Excerpted data:
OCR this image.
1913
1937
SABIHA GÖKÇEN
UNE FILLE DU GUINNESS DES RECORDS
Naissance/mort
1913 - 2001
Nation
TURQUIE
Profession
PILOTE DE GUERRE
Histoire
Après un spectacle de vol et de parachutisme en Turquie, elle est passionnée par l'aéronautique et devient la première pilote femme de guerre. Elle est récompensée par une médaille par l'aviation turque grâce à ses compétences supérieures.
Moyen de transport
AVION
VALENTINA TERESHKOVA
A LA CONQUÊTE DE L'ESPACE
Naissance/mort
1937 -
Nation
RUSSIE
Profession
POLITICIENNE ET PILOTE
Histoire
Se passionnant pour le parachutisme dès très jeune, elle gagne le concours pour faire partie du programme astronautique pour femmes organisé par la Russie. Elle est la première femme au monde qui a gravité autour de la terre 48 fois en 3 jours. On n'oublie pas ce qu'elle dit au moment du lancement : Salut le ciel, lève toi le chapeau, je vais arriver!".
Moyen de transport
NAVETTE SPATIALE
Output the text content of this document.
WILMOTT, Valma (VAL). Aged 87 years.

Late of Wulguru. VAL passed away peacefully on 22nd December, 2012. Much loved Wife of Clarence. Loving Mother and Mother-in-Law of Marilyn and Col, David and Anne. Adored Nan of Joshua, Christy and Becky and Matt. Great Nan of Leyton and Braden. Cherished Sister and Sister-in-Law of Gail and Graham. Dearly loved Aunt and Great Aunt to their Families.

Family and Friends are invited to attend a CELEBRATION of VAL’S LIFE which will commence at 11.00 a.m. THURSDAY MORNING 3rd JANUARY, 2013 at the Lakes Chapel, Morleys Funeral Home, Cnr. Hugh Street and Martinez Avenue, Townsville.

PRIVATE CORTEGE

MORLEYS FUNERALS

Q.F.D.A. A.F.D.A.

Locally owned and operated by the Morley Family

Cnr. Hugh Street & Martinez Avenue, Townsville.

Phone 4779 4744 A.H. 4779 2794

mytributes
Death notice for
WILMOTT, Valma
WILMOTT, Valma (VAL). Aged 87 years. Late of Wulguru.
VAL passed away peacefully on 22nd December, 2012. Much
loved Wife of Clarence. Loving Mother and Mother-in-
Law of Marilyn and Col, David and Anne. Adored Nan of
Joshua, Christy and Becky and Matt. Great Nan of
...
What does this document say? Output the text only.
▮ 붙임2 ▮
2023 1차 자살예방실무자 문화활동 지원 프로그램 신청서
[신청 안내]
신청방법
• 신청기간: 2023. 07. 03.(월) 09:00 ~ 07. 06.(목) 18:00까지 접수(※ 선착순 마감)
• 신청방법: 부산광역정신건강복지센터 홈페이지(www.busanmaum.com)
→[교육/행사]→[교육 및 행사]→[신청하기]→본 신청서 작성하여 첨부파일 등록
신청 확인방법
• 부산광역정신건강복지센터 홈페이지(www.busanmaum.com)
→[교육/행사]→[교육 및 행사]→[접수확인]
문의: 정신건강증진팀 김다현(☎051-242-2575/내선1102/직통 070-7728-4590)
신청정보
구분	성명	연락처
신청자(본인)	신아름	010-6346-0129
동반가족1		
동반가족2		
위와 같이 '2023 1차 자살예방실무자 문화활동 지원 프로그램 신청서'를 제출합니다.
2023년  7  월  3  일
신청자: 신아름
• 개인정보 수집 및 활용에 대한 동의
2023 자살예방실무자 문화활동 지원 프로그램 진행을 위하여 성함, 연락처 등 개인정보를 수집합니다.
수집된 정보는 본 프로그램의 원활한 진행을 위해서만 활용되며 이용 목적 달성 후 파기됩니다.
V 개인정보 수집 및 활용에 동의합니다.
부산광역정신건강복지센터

Exercise description:
Copy, from the material, each line that holds the string "Hugh".

Correct answer:
Family and Friends are invited to attend a CELEBRATION of VAL’S LIFE which will commence at 11.00 a.m. THURSDAY MORNING 3rd JANUARY, 2013 at the Lakes Chapel, Morleys Funeral Home, Cnr. Hugh Street and Martinez Avenue, Townsville.
Cnr. Hugh Street & Martinez Avenue, Townsville.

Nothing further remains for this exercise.